## BEGIN

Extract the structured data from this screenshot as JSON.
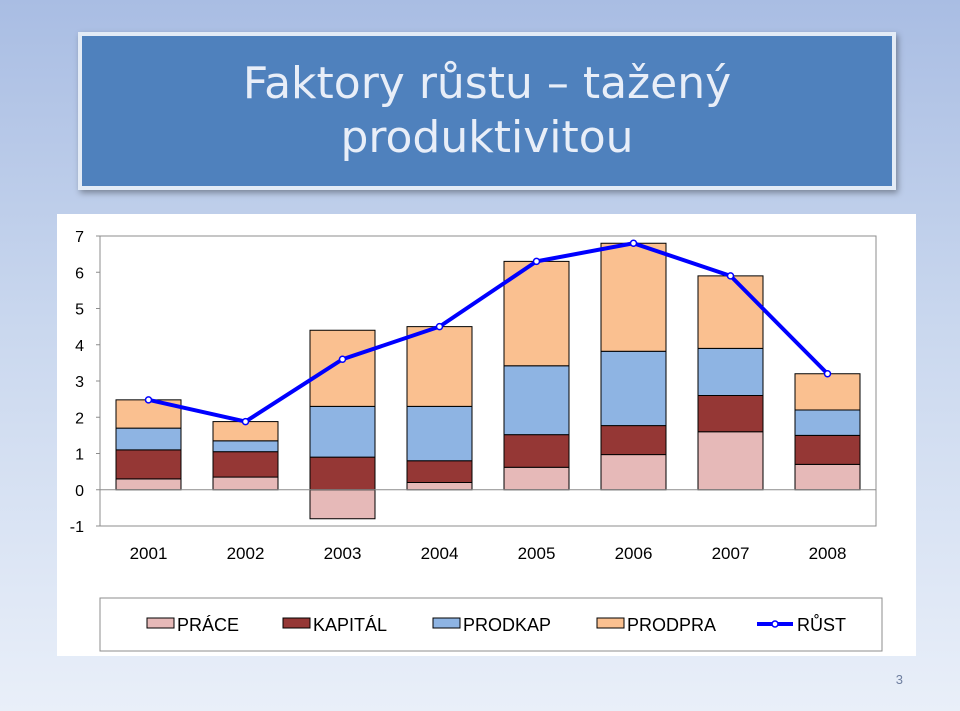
{
  "slide": {
    "title": "Faktory růstu – tažený produktivitou",
    "page_number": "3"
  },
  "colors": {
    "title_bg": "#4f81bd",
    "title_text": "#e8eef8",
    "PRÁCE": "#e6b9b8",
    "KAPITÁL": "#953735",
    "PRODKAP": "#8eb4e3",
    "PRODPRA": "#fac090",
    "RŮST": "#0000ff"
  },
  "chart_data": {
    "type": "bar",
    "stacked": true,
    "categories": [
      "2001",
      "2002",
      "2003",
      "2004",
      "2005",
      "2006",
      "2007",
      "2008"
    ],
    "series": [
      {
        "name": "PRÁCE",
        "kind": "bar",
        "values": [
          0.3,
          0.35,
          -0.8,
          0.2,
          0.62,
          0.97,
          1.6,
          0.7
        ]
      },
      {
        "name": "KAPITÁL",
        "kind": "bar",
        "values": [
          0.8,
          0.7,
          0.9,
          0.6,
          0.9,
          0.8,
          1.0,
          0.8
        ]
      },
      {
        "name": "PRODKAP",
        "kind": "bar",
        "values": [
          0.6,
          0.3,
          1.4,
          1.5,
          1.9,
          2.05,
          1.3,
          0.7
        ]
      },
      {
        "name": "PRODPRA",
        "kind": "bar",
        "values": [
          0.78,
          0.53,
          2.1,
          2.2,
          2.88,
          2.98,
          2.0,
          1.0
        ]
      },
      {
        "name": "RŮST",
        "kind": "line",
        "values": [
          2.48,
          1.88,
          3.6,
          4.5,
          6.3,
          6.8,
          5.9,
          3.2
        ]
      }
    ],
    "ylim": [
      -1,
      7
    ],
    "yticks": [
      "7",
      "6",
      "5",
      "4",
      "3",
      "2",
      "1",
      "0",
      "-1"
    ],
    "legend_position": "bottom",
    "grid": false
  }
}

## END

WHAT TO WORK ON:
Copy out every line of the listing that includes the string "name".

EXPECTED ANSWER:
        "name": "PRÁCE",
        "name": "KAPITÁL",
        "name": "PRODKAP",
        "name": "PRODPRA",
        "name": "RŮST",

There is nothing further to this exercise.